====== Data provided ======

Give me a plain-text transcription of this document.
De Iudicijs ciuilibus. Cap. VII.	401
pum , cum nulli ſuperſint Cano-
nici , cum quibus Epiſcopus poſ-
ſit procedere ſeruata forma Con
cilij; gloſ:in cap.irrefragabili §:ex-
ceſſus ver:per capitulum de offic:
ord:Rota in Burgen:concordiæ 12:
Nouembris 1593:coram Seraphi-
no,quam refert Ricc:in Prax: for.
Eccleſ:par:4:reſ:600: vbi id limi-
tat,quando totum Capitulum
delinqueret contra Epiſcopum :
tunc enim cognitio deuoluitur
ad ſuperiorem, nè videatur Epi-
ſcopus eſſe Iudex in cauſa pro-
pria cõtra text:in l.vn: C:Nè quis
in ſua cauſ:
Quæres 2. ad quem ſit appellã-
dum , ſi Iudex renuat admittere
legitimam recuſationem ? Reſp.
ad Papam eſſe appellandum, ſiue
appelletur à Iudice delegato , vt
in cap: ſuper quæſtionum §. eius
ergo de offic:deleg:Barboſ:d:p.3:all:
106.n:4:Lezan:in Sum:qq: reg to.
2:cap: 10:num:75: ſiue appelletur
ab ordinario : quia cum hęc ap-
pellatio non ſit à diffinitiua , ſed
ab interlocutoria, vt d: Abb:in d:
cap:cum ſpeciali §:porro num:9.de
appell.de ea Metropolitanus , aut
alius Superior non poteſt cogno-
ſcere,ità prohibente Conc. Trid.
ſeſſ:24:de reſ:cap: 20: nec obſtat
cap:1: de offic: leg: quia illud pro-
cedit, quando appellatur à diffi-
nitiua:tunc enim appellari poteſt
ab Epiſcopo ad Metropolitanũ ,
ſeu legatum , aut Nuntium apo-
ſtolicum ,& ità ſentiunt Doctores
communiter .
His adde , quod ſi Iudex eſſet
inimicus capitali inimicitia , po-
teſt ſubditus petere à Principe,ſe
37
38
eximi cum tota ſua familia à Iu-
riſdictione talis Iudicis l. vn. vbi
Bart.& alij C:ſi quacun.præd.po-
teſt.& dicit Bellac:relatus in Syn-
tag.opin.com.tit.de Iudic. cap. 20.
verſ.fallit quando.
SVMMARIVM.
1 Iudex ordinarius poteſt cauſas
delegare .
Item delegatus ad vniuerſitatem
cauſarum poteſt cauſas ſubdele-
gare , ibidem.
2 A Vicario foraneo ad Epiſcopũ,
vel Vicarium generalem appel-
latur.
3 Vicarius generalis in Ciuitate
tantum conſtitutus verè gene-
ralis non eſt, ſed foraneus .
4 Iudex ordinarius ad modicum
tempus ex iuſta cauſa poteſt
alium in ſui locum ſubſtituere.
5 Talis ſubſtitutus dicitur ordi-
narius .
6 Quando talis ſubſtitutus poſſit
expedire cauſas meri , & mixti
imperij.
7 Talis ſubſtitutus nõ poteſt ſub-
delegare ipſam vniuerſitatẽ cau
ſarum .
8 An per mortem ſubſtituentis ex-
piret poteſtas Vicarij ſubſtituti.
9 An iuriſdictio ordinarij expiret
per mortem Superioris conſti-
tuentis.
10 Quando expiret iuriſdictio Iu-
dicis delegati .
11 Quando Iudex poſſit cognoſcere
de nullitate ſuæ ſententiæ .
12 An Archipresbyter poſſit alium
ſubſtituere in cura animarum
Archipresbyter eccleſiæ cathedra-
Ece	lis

======

Written problem:
Each line of the listing above should be output exactly.

Task solution:
Give me a plain-text transcription of this document.
De Iudicijs ciuilibus. Cap. VII.	401
pum , cum nulli ſuperſint Cano-
nici , cum quibus Epiſcopus poſ-
ſit procedere ſeruata forma Con
cilij; gloſ:in cap.irrefragabili §:ex-
ceſſus ver:per capitulum de offic:
ord:Rota in Burgen:concordiæ 12:
Nouembris 1593:coram Seraphi-
no,quam refert Ricc:in Prax: for.
Eccleſ:par:4:reſ:600: vbi id limi-
tat,quando totum Capitulum
delinqueret contra Epiſcopum :
tunc enim cognitio deuoluitur
ad ſuperiorem, nè videatur Epi-
ſcopus eſſe Iudex in cauſa pro-
pria cõtra text:in l.vn: C:Nè quis
in ſua cauſ:
Quæres 2. ad quem ſit appellã-
dum , ſi Iudex renuat admittere
legitimam recuſationem ? Reſp.
ad Papam eſſe appellandum, ſiue
appelletur à Iudice delegato , vt
in cap: ſuper quæſtionum §. eius
ergo de offic:deleg:Barboſ:d:p.3:all:
106.n:4:Lezan:in Sum:qq: reg to.
2:cap: 10:num:75: ſiue appelletur
ab ordinario : quia cum hęc ap-
pellatio non ſit à diffinitiua , ſed
ab interlocutoria, vt d: Abb:in d:
cap:cum ſpeciali §:porro num:9.de
appell.de ea Metropolitanus , aut
alius Superior non poteſt cogno-
ſcere,ità prohibente Conc. Trid.
ſeſſ:24:de reſ:cap: 20: nec obſtat
cap:1: de offic: leg: quia illud pro-
cedit, quando appellatur à diffi-
nitiua:tunc enim appellari poteſt
ab Epiſcopo ad Metropolitanũ ,
ſeu legatum , aut Nuntium apo-
ſtolicum ,& ità ſentiunt Doctores
communiter .
His adde , quod ſi Iudex eſſet
inimicus capitali inimicitia , po-
teſt ſubditus petere à Principe,ſe
37
38
eximi cum tota ſua familia à Iu-
riſdictione talis Iudicis l. vn. vbi
Bart.& alij C:ſi quacun.præd.po-
teſt.& dicit Bellac:relatus in Syn-
tag.opin.com.tit.de Iudic. cap. 20.
verſ.fallit quando.
SVMMARIVM.
1 Iudex ordinarius poteſt cauſas
delegare .
Item delegatus ad vniuerſitatem
cauſarum poteſt cauſas ſubdele-
gare , ibidem.
2 A Vicario foraneo ad Epiſcopũ,
vel Vicarium generalem appel-
latur.
3 Vicarius generalis in Ciuitate
tantum conſtitutus verè gene-
ralis non eſt, ſed foraneus .
4 Iudex ordinarius ad modicum
tempus ex iuſta cauſa poteſt
alium in ſui locum ſubſtituere.
5 Talis ſubſtitutus dicitur ordi-
narius .
6 Quando talis ſubſtitutus poſſit
expedire cauſas meri , & mixti
imperij.
7 Talis ſubſtitutus nõ poteſt ſub-
delegare ipſam vniuerſitatẽ cau
ſarum .
8 An per mortem ſubſtituentis ex-
piret poteſtas Vicarij ſubſtituti.
9 An iuriſdictio ordinarij expiret
per mortem Superioris conſti-
tuentis.
10 Quando expiret iuriſdictio Iu-
dicis delegati .
11 Quando Iudex poſſit cognoſcere
de nullitate ſuæ ſententiæ .
12 An Archipresbyter poſſit alium
ſubſtituere in cura animarum
Archipresbyter eccleſiæ cathedra-
Ece	lis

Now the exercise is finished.